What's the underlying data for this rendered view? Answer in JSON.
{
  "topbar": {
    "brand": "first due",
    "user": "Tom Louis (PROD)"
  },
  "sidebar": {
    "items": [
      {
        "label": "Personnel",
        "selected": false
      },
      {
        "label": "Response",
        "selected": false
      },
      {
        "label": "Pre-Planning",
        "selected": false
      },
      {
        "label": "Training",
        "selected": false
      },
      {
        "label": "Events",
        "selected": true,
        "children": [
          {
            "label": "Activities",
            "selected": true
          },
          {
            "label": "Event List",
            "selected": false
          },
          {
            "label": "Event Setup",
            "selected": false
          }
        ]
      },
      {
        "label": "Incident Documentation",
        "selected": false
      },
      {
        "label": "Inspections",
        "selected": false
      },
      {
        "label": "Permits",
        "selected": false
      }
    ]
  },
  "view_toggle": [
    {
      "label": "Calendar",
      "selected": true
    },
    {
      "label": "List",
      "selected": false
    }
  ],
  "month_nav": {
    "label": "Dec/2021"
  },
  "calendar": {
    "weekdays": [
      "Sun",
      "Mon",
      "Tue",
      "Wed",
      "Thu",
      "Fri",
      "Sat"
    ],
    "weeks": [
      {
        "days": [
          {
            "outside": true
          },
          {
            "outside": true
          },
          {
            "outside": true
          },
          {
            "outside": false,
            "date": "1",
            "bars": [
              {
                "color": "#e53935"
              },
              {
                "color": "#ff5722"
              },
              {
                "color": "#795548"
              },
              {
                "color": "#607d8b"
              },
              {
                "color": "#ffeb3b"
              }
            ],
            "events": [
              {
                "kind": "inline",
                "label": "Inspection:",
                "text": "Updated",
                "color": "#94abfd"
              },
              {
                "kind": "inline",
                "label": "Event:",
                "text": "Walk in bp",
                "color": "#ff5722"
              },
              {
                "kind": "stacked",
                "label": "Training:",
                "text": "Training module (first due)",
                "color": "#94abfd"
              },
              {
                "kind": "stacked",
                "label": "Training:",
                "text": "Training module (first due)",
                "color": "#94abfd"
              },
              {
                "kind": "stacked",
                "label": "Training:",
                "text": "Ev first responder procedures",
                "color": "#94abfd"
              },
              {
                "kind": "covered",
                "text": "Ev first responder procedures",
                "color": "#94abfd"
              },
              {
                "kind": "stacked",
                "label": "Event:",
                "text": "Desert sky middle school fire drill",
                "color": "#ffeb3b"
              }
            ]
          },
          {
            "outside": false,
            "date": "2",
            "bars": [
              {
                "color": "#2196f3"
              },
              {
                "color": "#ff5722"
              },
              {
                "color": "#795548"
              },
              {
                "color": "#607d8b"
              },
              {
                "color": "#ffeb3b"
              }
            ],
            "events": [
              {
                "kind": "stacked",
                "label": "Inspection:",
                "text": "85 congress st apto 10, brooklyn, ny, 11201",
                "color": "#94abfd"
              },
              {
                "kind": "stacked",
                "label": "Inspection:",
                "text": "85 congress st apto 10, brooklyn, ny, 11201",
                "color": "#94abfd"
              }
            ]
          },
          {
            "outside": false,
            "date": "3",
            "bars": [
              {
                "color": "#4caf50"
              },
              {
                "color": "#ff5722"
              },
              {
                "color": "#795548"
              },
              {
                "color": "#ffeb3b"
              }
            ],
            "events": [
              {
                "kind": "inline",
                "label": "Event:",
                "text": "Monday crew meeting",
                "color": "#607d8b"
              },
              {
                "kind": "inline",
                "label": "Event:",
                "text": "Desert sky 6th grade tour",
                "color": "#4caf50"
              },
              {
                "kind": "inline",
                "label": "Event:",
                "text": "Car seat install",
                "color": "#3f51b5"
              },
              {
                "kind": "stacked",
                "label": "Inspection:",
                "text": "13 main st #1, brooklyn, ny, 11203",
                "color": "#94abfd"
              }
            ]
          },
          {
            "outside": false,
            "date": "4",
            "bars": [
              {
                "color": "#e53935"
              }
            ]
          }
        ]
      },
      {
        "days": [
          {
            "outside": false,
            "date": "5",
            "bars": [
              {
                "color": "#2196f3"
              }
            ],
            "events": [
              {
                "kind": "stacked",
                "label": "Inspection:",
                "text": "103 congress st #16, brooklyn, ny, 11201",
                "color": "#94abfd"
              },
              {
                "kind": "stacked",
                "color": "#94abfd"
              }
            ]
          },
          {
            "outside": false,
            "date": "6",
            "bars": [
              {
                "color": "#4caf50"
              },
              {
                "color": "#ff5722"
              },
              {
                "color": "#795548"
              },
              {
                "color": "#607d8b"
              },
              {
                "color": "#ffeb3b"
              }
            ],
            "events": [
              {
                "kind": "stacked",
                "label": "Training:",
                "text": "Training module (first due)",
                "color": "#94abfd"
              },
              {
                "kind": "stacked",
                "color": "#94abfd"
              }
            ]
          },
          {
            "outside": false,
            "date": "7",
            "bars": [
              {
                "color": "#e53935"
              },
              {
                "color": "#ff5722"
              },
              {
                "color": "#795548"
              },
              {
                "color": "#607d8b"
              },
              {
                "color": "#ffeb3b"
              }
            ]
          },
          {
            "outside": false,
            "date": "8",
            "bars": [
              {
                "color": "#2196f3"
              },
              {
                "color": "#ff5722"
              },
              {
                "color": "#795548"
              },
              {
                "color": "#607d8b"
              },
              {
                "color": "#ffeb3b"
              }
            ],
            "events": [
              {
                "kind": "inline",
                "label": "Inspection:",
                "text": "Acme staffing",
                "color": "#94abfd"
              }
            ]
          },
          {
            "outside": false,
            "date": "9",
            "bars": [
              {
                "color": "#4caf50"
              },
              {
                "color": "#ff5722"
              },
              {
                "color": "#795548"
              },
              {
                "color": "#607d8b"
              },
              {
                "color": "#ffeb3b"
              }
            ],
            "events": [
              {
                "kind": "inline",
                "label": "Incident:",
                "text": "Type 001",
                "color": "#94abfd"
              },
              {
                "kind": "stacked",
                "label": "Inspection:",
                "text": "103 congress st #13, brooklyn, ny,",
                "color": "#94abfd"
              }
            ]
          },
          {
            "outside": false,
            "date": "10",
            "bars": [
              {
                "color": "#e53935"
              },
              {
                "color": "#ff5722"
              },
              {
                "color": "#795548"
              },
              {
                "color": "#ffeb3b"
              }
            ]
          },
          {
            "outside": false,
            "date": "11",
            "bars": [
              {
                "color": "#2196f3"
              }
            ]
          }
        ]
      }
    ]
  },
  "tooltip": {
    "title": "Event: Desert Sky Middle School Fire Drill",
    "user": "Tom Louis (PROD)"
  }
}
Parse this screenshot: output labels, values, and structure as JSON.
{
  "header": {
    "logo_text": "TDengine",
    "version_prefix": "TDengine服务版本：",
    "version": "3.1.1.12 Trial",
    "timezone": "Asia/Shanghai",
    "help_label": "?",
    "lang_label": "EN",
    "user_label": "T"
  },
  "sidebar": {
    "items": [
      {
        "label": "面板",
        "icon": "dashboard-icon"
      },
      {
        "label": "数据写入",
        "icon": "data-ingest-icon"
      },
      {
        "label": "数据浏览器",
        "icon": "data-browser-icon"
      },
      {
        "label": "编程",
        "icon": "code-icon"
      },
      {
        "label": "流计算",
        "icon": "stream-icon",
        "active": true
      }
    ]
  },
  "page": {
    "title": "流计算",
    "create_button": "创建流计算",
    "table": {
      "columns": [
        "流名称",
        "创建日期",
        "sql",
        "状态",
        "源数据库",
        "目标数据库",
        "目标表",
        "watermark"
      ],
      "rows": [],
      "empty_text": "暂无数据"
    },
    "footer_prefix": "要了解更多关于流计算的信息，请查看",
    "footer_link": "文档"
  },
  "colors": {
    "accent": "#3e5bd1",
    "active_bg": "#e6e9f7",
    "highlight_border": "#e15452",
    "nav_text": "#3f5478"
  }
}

————

**Work required:** Return all of the above records exactly, leaving no line out.

**Reply:**
What's the underlying data for this rendered view? Answer in JSON.
{
  "topbar": {
    "brand": "first due",
    "user": "Tom Louis (PROD)"
  },
  "sidebar": {
    "items": [
      {
        "label": "Personnel",
        "selected": false
      },
      {
        "label": "Response",
        "selected": false
      },
      {
        "label": "Pre-Planning",
        "selected": false
      },
      {
        "label": "Training",
        "selected": false
      },
      {
        "label": "Events",
        "selected": true,
        "children": [
          {
            "label": "Activities",
            "selected": true
          },
          {
            "label": "Event List",
            "selected": false
          },
          {
            "label": "Event Setup",
            "selected": false
          }
        ]
      },
      {
        "label": "Incident Documentation",
        "selected": false
      },
      {
        "label": "Inspections",
        "selected": false
      },
      {
        "label": "Permits",
        "selected": false
      }
    ]
  },
  "view_toggle": [
    {
      "label": "Calendar",
      "selected": true
    },
    {
      "label": "List",
      "selected": false
    }
  ],
  "month_nav": {
    "label": "Dec/2021"
  },
  "calendar": {
    "weekdays": [
      "Sun",
      "Mon",
      "Tue",
      "Wed",
      "Thu",
      "Fri",
      "Sat"
    ],
    "weeks": [
      {
        "days": [
          {
            "outside": true
          },
          {
            "outside": true
          },
          {
            "outside": true
          },
          {
            "outside": false,
            "date": "1",
            "bars": [
              {
                "color": "#e53935"
              },
              {
                "color": "#ff5722"
              },
              {
                "color": "#795548"
              },
              {
                "color": "#607d8b"
              },
              {
                "color": "#ffeb3b"
              }
            ],
            "events": [
              {
                "kind": "inline",
                "label": "Inspection:",
                "text": "Updated",
                "color": "#94abfd"
              },
              {
                "kind": "inline",
                "label": "Event:",
                "text": "Walk in bp",
                "color": "#ff5722"
              },
              {
                "kind": "stacked",
                "label": "Training:",
                "text": "Training module (first due)",
                "color": "#94abfd"
              },
              {
                "kind": "stacked",
                "label": "Training:",
                "text": "Training module (first due)",
                "color": "#94abfd"
              },
              {
                "kind": "stacked",
                "label": "Training:",
                "text": "Ev first responder procedures",
                "color": "#94abfd"
              },
              {
                "kind": "covered",
                "text": "Ev first responder procedures",
                "color": "#94abfd"
              },
              {
                "kind": "stacked",
                "label": "Event:",
                "text": "Desert sky middle school fire drill",
                "color": "#ffeb3b"
              }
            ]
          },
          {
            "outside": false,
            "date": "2",
            "bars": [
              {
                "color": "#2196f3"
              },
              {
                "color": "#ff5722"
              },
              {
                "color": "#795548"
              },
              {
                "color": "#607d8b"
              },
              {
                "color": "#ffeb3b"
              }
            ],
            "events": [
              {
                "kind": "stacked",
                "label": "Inspection:",
                "text": "85 congress st apto 10, brooklyn, ny, 11201",
                "color": "#94abfd"
              },
              {
                "kind": "stacked",
                "label": "Inspection:",
                "text": "85 congress st apto 10, brooklyn, ny, 11201",
                "color": "#94abfd"
              }
            ]
          },
          {
            "outside": false,
            "date": "3",
            "bars": [
              {
                "color": "#4caf50"
              },
              {
                "color": "#ff5722"
              },
              {
                "color": "#795548"
              },
              {
                "color": "#ffeb3b"
              }
            ],
            "events": [
              {
                "kind": "inline",
                "label": "Event:",
                "text": "Monday crew meeting",
                "color": "#607d8b"
              },
              {
                "kind": "inline",
                "label": "Event:",
                "text": "Desert sky 6th grade tour",
                "color": "#4caf50"
              },
              {
                "kind": "inline",
                "label": "Event:",
                "text": "Car seat install",
                "color": "#3f51b5"
              },
              {
                "kind": "stacked",
                "label": "Inspection:",
                "text": "13 main st #1, brooklyn, ny, 11203",
                "color": "#94abfd"
              }
            ]
          },
          {
            "outside": false,
            "date": "4",
            "bars": [
              {
                "color": "#e53935"
              }
            ]
          }
        ]
      },
      {
        "days": [
          {
            "outside": false,
            "date": "5",
            "bars": [
              {
                "color": "#2196f3"
              }
            ],
            "events": [
              {
                "kind": "stacked",
                "label": "Inspection:",
                "text": "103 congress st #16, brooklyn, ny, 11201",
                "color": "#94abfd"
              },
              {
                "kind": "stacked",
                "color": "#94abfd"
              }
            ]
          },
          {
            "outside": false,
            "date": "6",
            "bars": [
              {
                "color": "#4caf50"
              },
              {
                "color": "#ff5722"
              },
              {
                "color": "#795548"
              },
              {
                "color": "#607d8b"
              },
              {
                "color": "#ffeb3b"
              }
            ],
            "events": [
              {
                "kind": "stacked",
                "label": "Training:",
                "text": "Training module (first due)",
                "color": "#94abfd"
              },
              {
                "kind": "stacked",
                "color": "#94abfd"
              }
            ]
          },
          {
            "outside": false,
            "date": "7",
            "bars": [
              {
                "color": "#e53935"
              },
              {
                "color": "#ff5722"
              },
              {
                "color": "#795548"
              },
              {
                "color": "#607d8b"
              },
              {
                "color": "#ffeb3b"
              }
            ]
          },
          {
            "outside": false,
            "date": "8",
            "bars": [
              {
                "color": "#2196f3"
              },
              {
                "color": "#ff5722"
              },
              {
                "color": "#795548"
              },
              {
                "color": "#607d8b"
              },
              {
                "color": "#ffeb3b"
              }
            ],
            "events": [
              {
                "kind": "inline",
                "label": "Inspection:",
                "text": "Acme staffing",
                "color": "#94abfd"
              }
            ]
          },
          {
            "outside": false,
            "date": "9",
            "bars": [
              {
                "color": "#4caf50"
              },
              {
                "color": "#ff5722"
              },
              {
                "color": "#795548"
              },
              {
                "color": "#607d8b"
              },
              {
                "color": "#ffeb3b"
              }
            ],
            "events": [
              {
                "kind": "inline",
                "label": "Incident:",
                "text": "Type 001",
                "color": "#94abfd"
              },
              {
                "kind": "stacked",
                "label": "Inspection:",
                "text": "103 congress st #13, brooklyn, ny,",
                "color": "#94abfd"
              }
            ]
          },
          {
            "outside": false,
            "date": "10",
            "bars": [
              {
                "color": "#e53935"
              },
              {
                "color": "#ff5722"
              },
              {
                "color": "#795548"
              },
              {
                "color": "#ffeb3b"
              }
            ]
          },
          {
            "outside": false,
            "date": "11",
            "bars": [
              {
                "color": "#2196f3"
              }
            ]
          }
        ]
      }
    ]
  },
  "tooltip": {
    "title": "Event: Desert Sky Middle School Fire Drill",
    "user": "Tom Louis (PROD)"
  }
}
Parse this screenshot: output labels, values, and structure as JSON.
{
  "header": {
    "logo_text": "TDengine",
    "version_prefix": "TDengine服务版本：",
    "version": "3.1.1.12 Trial",
    "timezone": "Asia/Shanghai",
    "help_label": "?",
    "lang_label": "EN",
    "user_label": "T"
  },
  "sidebar": {
    "items": [
      {
        "label": "面板",
        "icon": "dashboard-icon"
      },
      {
        "label": "数据写入",
        "icon": "data-ingest-icon"
      },
      {
        "label": "数据浏览器",
        "icon": "data-browser-icon"
      },
      {
        "label": "编程",
        "icon": "code-icon"
      },
      {
        "label": "流计算",
        "icon": "stream-icon",
        "active": true
      }
    ]
  },
  "page": {
    "title": "流计算",
    "create_button": "创建流计算",
    "table": {
      "columns": [
        "流名称",
        "创建日期",
        "sql",
        "状态",
        "源数据库",
        "目标数据库",
        "目标表",
        "watermark"
      ],
      "rows": [],
      "empty_text": "暂无数据"
    },
    "footer_prefix": "要了解更多关于流计算的信息，请查看",
    "footer_link": "文档"
  },
  "colors": {
    "accent": "#3e5bd1",
    "active_bg": "#e6e9f7",
    "highlight_border": "#e15452",
    "nav_text": "#3f5478"
  }
}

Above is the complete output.